— PROBLEM STATEMENT —
Extract verbatim every line from the one containing "Type out the text in this image." to the final line of the records below, inclusive, and exclude all pictures.

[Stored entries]
■ ■ ■ ■ ■ ■ ■

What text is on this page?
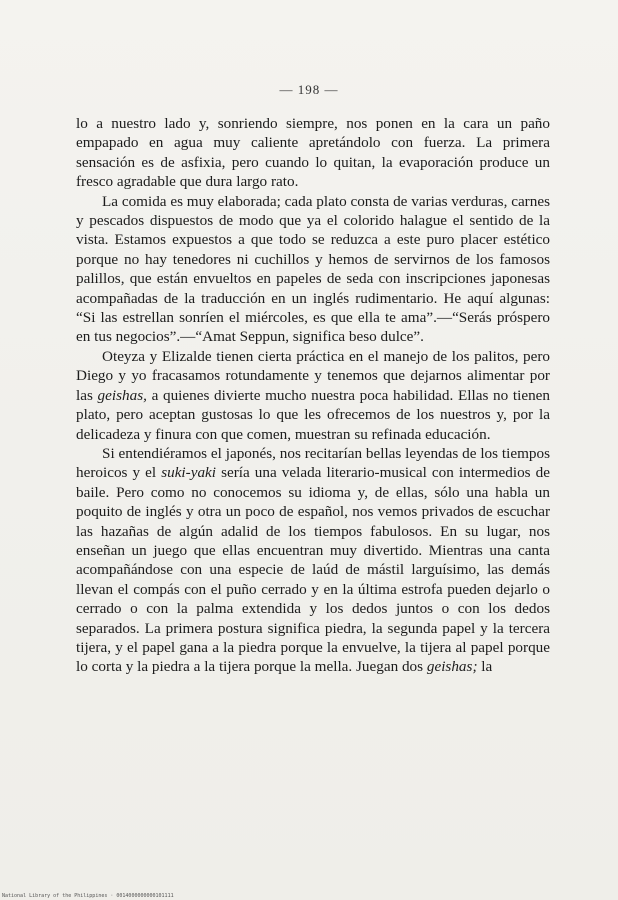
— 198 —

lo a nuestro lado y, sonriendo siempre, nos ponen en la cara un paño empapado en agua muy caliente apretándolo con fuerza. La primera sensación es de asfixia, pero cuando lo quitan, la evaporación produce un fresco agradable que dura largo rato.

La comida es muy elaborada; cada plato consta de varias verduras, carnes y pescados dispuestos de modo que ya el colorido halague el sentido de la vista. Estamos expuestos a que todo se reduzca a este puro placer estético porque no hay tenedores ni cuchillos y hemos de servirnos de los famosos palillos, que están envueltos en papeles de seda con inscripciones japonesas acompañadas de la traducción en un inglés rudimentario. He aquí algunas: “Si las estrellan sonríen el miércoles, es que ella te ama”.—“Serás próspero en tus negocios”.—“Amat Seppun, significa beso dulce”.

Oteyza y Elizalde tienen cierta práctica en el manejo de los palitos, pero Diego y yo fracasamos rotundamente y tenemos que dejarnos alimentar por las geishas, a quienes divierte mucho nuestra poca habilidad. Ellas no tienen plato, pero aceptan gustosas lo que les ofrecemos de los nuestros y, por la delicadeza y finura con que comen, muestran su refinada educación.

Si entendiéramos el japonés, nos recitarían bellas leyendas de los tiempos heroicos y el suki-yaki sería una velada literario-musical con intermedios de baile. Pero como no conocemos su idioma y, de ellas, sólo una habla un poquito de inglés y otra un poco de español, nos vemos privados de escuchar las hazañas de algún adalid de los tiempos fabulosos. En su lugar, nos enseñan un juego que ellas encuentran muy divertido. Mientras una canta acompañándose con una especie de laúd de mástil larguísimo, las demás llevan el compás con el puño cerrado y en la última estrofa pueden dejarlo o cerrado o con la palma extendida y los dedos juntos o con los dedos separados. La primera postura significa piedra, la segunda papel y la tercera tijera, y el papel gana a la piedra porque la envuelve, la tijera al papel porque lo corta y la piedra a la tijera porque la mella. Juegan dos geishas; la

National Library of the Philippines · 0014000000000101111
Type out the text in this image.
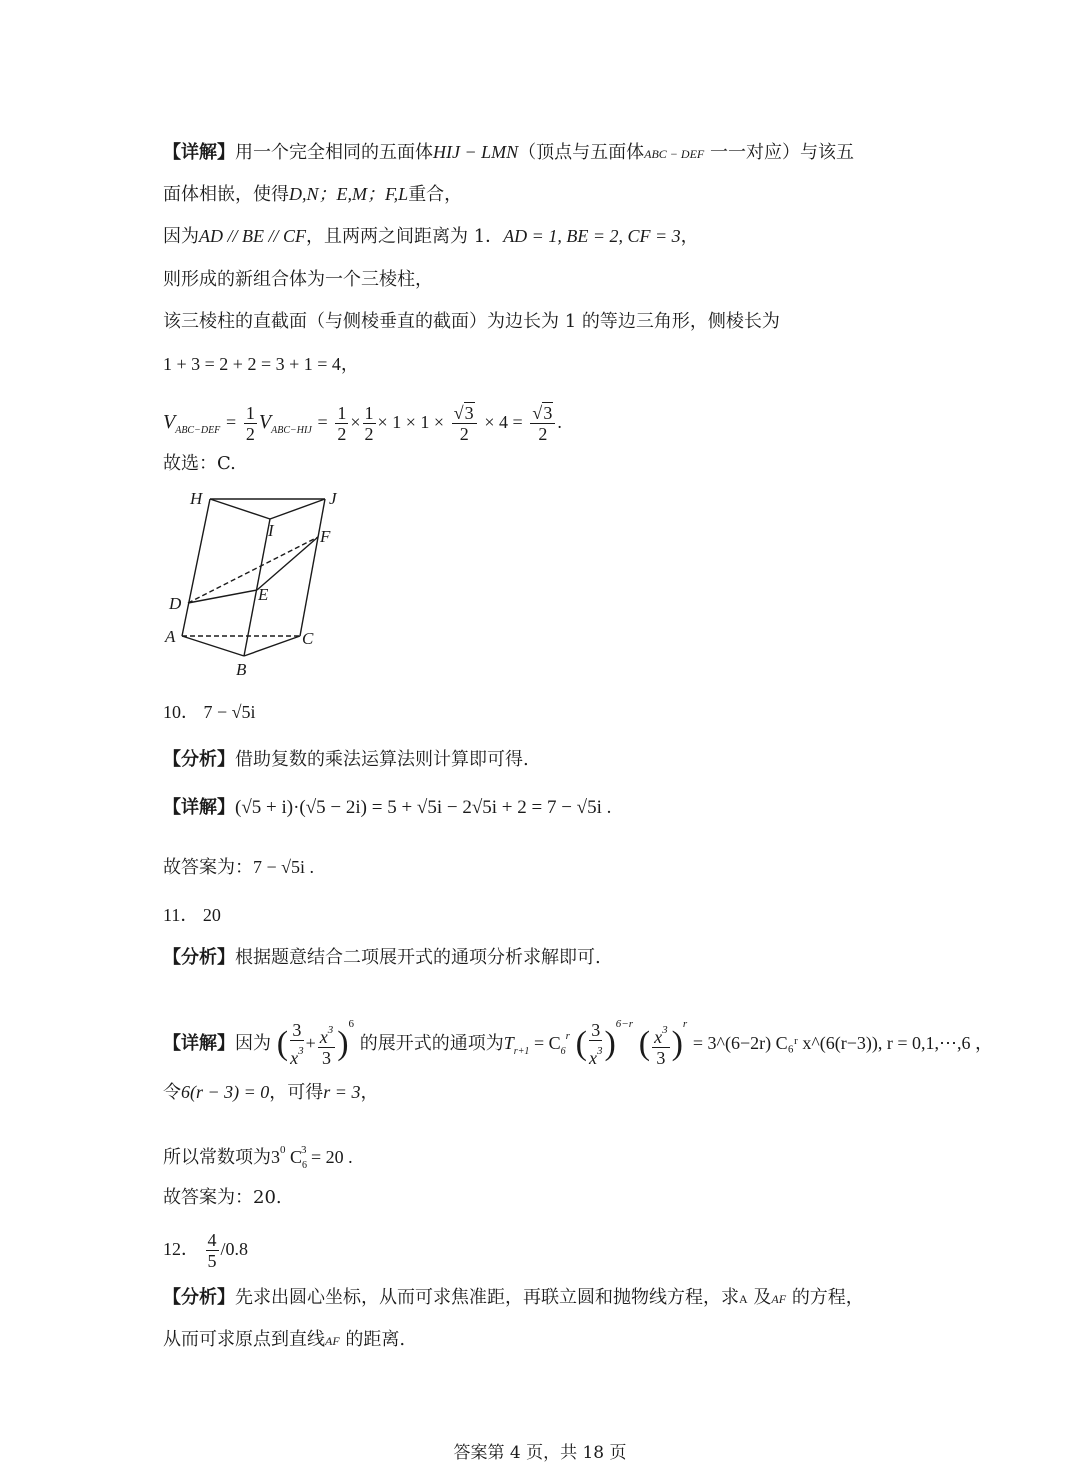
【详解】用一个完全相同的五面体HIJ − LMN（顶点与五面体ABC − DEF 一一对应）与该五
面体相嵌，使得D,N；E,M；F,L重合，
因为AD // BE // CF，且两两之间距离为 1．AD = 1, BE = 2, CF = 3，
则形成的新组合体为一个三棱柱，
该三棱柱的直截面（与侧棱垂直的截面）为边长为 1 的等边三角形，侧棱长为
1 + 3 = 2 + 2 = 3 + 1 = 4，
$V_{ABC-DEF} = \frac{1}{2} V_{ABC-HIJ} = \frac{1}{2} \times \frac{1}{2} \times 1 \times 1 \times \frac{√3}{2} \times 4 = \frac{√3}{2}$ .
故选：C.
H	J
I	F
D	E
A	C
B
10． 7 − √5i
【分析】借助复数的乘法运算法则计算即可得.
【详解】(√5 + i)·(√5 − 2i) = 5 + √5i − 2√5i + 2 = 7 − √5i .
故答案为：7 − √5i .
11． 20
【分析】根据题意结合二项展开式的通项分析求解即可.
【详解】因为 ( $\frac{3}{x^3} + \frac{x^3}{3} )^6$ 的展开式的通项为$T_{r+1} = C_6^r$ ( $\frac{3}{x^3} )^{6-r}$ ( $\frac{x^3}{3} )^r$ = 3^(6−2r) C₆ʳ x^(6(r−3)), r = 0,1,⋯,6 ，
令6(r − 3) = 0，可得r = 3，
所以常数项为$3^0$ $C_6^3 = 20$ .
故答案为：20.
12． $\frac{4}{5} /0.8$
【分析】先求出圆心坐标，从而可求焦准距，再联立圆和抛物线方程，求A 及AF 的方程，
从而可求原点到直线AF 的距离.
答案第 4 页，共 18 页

■ ■ ■ ■ ■ ■ ■

— TASK RESULT —
Type out the text in this image.
【详解】用一个完全相同的五面体HIJ − LMN（顶点与五面体ABC − DEF 一一对应）与该五
面体相嵌，使得D,N；E,M；F,L重合，
因为AD // BE // CF，且两两之间距离为 1．AD = 1, BE = 2, CF = 3，
则形成的新组合体为一个三棱柱，
该三棱柱的直截面（与侧棱垂直的截面）为边长为 1 的等边三角形，侧棱长为
1 + 3 = 2 + 2 = 3 + 1 = 4，
$V_{ABC-DEF} = \frac{1}{2} V_{ABC-HIJ} = \frac{1}{2} \times \frac{1}{2} \times 1 \times 1 \times \frac{√3}{2} \times 4 = \frac{√3}{2}$ .
故选：C.
H	J
I	F
D	E
A	C
B
10． 7 − √5i
【分析】借助复数的乘法运算法则计算即可得.
【详解】(√5 + i)·(√5 − 2i) = 5 + √5i − 2√5i + 2 = 7 − √5i .
故答案为：7 − √5i .
11． 20
【分析】根据题意结合二项展开式的通项分析求解即可.
【详解】因为 ( $\frac{3}{x^3} + \frac{x^3}{3} )^6$ 的展开式的通项为$T_{r+1} = C_6^r$ ( $\frac{3}{x^3} )^{6-r}$ ( $\frac{x^3}{3} )^r$ = 3^(6−2r) C₆ʳ x^(6(r−3)), r = 0,1,⋯,6 ，
令6(r − 3) = 0，可得r = 3，
所以常数项为$3^0$ $C_6^3 = 20$ .
故答案为：20.
12． $\frac{4}{5} /0.8$
【分析】先求出圆心坐标，从而可求焦准距，再联立圆和抛物线方程，求A 及AF 的方程，
从而可求原点到直线AF 的距离.
答案第 4 页，共 18 页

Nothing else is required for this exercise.